TEXTO DE LEITURA ▸
● ● ● ● ●

Espaço AAPAH – Como surgiu a ideia de montar a Casa dos Cordéis? 
Bosco Maciel – Em 2005, descobri este imóvel no Gopoúva, que aluguei para guardar meu acervo. Mas, com o tempo nasceram as atividades culturais com forte viés para a nossa cultura popular do Brasil. A Casa dos Cordéis esteve em atividade no bairro por onze anos. 
 
Espaço AAPAH – O que fará com todo acervo de fotos, bonecos, fantasias e adereços? Como vai guardar? 
Bosco Maciel – O acervo (equipamentos, fotos, bonecos, fantasias, adereços, livros, folhetos de cordel, quadros, etc.) está sendo guardados no apartamento que resido, e em um imóvel que tenho. 
 
Espaço AAPAH – Você tem ideia de quantos artistas e movimentos surgiram na casa? 
Bosco Maciel – Foram muitos Artistas e Grupos populares de Guarulhos, de São Paulo, e do Brasil que mostraram seus Talentos em nosso teatro. Além dos saraus, lançamento de livros, exibição de filmes, exposições de artes, festas populares, e outras atividades culturais, aconteceram mais de 480 apresentações artísticas neste período, em nosso teatro. 
 
Espaço AAPAH – Qual o maior legado que a Casa dos Cordéis deixou? 
Bosco Maciel – O maior legado foi a consciência incrustada Brasil afora, de que, nossas culturas populares são o grande tesouro que os brasileiros ainda desconhecem.

● ● ● ● ●

INSTRUÇÕES DOS EXERCÍCIOS ▸
1. Na entrevista sobre a Casa dos Cordéis, enumere todos os itens que Bosco Maciel menciona entre parênteses ao descrever o acervo que está sendo guardado.
2. Escreva a continuação da entrevista sobre a Casa dos Cordéis, começando logo após a última resposta apresentada.

● ● ● ● ●

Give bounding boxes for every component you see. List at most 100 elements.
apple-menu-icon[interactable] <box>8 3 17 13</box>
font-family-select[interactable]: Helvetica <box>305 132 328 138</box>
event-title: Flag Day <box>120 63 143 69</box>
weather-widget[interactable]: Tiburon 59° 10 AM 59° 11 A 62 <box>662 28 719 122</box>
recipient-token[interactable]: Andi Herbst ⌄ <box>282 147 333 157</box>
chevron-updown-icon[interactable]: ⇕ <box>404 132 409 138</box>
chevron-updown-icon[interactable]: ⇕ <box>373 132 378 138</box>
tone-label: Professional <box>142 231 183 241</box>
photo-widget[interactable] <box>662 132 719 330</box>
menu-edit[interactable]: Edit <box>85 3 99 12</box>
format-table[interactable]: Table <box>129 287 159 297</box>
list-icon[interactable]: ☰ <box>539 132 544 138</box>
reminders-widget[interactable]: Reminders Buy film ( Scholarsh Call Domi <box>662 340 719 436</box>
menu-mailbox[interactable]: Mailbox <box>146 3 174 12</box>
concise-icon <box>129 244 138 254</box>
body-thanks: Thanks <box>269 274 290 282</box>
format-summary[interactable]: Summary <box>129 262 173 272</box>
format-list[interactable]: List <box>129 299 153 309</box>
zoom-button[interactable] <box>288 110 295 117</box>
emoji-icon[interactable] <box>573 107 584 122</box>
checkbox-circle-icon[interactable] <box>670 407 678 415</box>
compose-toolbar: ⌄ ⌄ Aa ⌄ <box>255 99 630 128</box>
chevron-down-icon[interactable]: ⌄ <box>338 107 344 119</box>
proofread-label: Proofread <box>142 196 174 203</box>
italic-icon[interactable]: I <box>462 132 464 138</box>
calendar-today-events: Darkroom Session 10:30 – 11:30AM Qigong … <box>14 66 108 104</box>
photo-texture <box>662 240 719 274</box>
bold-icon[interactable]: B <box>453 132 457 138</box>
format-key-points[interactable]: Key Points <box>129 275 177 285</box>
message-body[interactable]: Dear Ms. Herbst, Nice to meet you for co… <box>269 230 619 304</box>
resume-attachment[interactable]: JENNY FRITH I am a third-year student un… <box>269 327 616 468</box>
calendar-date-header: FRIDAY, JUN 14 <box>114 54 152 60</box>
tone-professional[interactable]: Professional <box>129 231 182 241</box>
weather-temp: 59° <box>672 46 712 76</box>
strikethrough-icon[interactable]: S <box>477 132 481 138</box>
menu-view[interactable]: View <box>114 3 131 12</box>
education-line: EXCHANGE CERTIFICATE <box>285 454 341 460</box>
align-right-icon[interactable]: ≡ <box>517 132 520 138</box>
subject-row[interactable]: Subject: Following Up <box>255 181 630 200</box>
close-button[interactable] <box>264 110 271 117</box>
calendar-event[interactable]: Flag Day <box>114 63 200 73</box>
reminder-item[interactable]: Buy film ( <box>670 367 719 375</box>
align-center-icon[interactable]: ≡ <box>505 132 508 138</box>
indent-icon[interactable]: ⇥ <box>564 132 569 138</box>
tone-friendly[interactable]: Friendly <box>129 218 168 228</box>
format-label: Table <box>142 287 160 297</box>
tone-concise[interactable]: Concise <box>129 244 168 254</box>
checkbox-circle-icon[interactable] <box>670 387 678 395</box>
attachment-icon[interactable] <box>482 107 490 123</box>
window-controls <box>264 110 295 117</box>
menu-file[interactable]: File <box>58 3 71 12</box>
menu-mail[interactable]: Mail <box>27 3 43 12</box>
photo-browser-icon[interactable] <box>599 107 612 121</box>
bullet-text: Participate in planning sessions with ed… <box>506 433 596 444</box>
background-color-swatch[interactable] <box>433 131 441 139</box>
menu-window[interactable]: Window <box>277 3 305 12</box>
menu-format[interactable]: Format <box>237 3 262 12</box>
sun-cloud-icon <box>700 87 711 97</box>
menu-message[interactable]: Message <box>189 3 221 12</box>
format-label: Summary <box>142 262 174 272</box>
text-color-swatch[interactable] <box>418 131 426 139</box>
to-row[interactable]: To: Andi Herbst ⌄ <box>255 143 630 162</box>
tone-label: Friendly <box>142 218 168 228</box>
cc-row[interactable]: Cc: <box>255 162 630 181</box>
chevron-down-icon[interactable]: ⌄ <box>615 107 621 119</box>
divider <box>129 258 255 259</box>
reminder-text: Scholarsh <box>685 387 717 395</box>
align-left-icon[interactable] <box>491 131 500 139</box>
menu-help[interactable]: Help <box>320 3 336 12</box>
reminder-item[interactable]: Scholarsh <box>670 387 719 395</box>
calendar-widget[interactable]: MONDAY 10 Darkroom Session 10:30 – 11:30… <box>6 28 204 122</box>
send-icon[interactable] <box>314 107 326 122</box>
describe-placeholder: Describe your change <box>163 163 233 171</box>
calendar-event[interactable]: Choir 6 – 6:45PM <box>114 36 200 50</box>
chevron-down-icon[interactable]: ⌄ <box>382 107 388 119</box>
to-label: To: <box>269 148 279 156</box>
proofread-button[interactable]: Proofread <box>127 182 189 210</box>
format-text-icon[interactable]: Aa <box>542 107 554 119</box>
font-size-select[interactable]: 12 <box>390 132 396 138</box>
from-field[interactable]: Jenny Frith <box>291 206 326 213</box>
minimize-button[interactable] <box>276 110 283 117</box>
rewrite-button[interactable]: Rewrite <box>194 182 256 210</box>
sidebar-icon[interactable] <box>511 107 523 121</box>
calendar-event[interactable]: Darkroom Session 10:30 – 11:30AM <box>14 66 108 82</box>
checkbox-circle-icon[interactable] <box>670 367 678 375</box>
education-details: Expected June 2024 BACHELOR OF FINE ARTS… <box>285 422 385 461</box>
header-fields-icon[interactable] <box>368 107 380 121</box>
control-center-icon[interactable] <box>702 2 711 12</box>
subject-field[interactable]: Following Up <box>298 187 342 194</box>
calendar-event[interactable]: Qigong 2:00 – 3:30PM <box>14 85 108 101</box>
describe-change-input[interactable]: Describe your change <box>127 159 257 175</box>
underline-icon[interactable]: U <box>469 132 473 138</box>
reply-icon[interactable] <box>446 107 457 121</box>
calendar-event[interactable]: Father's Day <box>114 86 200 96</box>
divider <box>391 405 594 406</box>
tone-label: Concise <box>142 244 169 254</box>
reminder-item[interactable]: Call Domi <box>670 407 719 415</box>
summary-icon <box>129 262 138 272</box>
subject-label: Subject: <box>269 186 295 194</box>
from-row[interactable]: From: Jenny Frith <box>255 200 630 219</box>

● ● ● ● ●

RESPOSTAS NUMERADAS ▸
1. equipamentos, fotos, bonecos, fantasias, adereços, livros, folhetos de cordel, quadros

2.
 
Espaço AAPAH – Há a possibilidade de o projeto voltar em outro prédio? 
Bosco Maciel – Sim. Logo que conseguir um local em Guarulhos em que tenhamos condições de custear o projeto, retornaremos as atividades culturais. 
 
Espaço AAPAH – As atividades externas como “A Procissão do Fogaréu” e “Romaria de Bonsucesso” vão continuar? 
Bosco Maciel – Tenho a obrigação como folclorista, de passar estas atividades para grupos ou instituições culturais de Guarulhos para que sigam dando sequencia a estas festas populares. Assim, me sobrará mais tempo para trazer para a cidade, tradições seculares como as cavalhadas (muito comuns em cidades do interior de Goiás). 
 
Espaço AAPAH – Qual a maior dificuldade para manter um centro cultural? 
Bosco Maciel – No caso da Casa dos Cordéis, a maior dificuldade foi o custo financeiro. Não que fosse caro, mas como sou aposentado, não disponho de recursos suficientes para custear o Projeto. Consegui manter o projeto em funcionamento por onze anos, por que nos primeiros seis anos, eu trabalhava em grandes empresas e custeava a casa com recursos próprios. Aí parei de trabalhar, então iniciei um projeto de coleta de contribuições junto com o poeta e jornalista, Castelo Hanssen, que durou dois anos. E, nos últimos três anos, custeei o projeto com o dinheiro que eu ganhava como arte-educador do Ponto de Cultura (convênio que tínhamos com a Secretaria de Cultura de Guarulhos e Ministério da Cultura) mais algumas contribuições de amigos que admiram os trabalhos da Casa dos Cordéis. Mas, o projeto foi concluído no mês de julho deste ano de 2016 (os Pontos de Cultura tem a duração de três anos). Hoje, apesar de tentar várias alternativas, não existem meios de como seguir com bancando o projeto.
 
Espaço AAPAH – Bosco, o que você fará sem a Casa dos Cordéis? Sabemos que era seu projeto de vida?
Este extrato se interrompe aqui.